Page excerpt —
So isolate the illegal memory access, you could run the code via:

cuda-gdb --args python script.py args
...
run
...
bt

and post the backtrace here.
Also, I would recommend to update PyTorch to the latest stable release (1.7.1) or the nightly release, as you might be running into already fixes issues.

I tried installing OpenNMT from source with pytorch==1.7.1 and I got the error where GPU use goes to 0% and it starts using 1 cpu again.

This issue seems to be unrelated to the illegal memory access. Were you able to create the backtrace?
For the 0% utilization: your code might be bottlenecked by the data loading or any other operation. If the GPU has little work to do and is “starving” (waiting for the next input), the utilization might go to 0% in these phases.

It seems like they are related issues, the same code on the same machine runs differently on different runs getting different errors. I can try to get the illegal memory access error with a backtrace though.

The 0% GPU utilization issue doesn’t seem like data loading. The CPU runs at the beginning doing data loading, then it trains for 100 iterations in 300s, trains for another 100 iterations in 300s, then GPU utilization goes to 0% and no progress is made for 45 minutes. I can try leaving it running longer to make sure this isn’t an intentional part of OpenNMT training but the timing makes this seem like a bug.

It is easier for us to help you if you provide the information that we ask for. Try getting the backtrack as @ptrblck suggests.

Sorry, I appreciate the help. The solution was uninstalling Xorg:

sudo apt-get remove -y xserver-xorg-core

Set problem 1 — According to the forum thread, what finally solved the problem?

(Rows from a layout dataset)

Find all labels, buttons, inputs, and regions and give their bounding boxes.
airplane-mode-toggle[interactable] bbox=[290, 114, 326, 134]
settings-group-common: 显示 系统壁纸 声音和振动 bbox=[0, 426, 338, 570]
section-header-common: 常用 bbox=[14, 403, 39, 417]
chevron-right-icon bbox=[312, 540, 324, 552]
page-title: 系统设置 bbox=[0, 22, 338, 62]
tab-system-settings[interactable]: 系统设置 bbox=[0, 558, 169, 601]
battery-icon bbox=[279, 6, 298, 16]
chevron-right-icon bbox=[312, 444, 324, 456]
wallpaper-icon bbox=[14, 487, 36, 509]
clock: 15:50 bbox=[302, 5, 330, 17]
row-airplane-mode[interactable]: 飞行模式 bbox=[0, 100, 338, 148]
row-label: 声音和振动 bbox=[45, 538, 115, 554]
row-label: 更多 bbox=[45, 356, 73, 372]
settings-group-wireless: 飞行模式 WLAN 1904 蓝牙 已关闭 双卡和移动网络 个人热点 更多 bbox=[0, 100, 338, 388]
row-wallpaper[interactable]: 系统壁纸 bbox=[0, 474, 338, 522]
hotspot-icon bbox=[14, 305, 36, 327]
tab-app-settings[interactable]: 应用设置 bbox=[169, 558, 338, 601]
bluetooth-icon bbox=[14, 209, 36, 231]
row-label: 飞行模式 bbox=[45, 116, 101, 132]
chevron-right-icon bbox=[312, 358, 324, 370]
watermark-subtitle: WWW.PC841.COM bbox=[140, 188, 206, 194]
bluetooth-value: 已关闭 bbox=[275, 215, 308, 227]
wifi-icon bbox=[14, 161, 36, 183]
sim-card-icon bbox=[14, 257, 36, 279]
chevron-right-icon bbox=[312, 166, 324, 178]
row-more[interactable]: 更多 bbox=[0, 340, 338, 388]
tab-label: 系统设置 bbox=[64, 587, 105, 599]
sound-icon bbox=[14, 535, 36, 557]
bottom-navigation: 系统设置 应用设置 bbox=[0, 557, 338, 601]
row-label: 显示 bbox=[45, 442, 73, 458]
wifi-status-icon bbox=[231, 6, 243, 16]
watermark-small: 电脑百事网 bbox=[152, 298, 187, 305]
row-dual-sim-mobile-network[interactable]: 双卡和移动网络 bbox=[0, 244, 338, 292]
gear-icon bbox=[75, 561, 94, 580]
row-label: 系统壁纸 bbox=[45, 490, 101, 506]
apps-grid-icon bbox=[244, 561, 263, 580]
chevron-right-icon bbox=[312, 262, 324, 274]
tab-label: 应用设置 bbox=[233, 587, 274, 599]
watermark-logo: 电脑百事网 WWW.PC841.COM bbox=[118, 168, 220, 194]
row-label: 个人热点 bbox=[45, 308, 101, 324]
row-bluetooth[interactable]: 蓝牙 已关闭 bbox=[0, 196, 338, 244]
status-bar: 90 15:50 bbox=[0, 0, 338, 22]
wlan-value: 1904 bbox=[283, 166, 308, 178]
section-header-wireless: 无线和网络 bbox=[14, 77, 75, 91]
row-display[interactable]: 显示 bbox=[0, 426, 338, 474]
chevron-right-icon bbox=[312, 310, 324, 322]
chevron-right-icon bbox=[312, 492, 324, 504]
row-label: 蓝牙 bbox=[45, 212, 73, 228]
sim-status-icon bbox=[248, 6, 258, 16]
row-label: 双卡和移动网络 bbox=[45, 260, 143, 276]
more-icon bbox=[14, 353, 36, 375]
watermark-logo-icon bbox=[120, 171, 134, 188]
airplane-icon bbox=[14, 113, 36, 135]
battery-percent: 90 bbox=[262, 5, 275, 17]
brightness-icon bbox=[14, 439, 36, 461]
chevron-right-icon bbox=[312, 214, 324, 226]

Set problem 2 — Edit the rows from the first row through the line holding "wallpaper-icon bbox=[14, 487, 36, 509]", inclusive, replacing "chevron-right-icon" with "arrow-right-icon" and keeping everything else the same.

Complete response 1 — Uninstalling Xorg.

Complete response 2 —
Find all labels, buttons, inputs, and regions and give their bounding boxes.
airplane-mode-toggle[interactable] bbox=[290, 114, 326, 134]
settings-group-common: 显示 系统壁纸 声音和振动 bbox=[0, 426, 338, 570]
section-header-common: 常用 bbox=[14, 403, 39, 417]
arrow-right-icon bbox=[312, 540, 324, 552]
page-title: 系统设置 bbox=[0, 22, 338, 62]
tab-system-settings[interactable]: 系统设置 bbox=[0, 558, 169, 601]
battery-icon bbox=[279, 6, 298, 16]
arrow-right-icon bbox=[312, 444, 324, 456]
wallpaper-icon bbox=[14, 487, 36, 509]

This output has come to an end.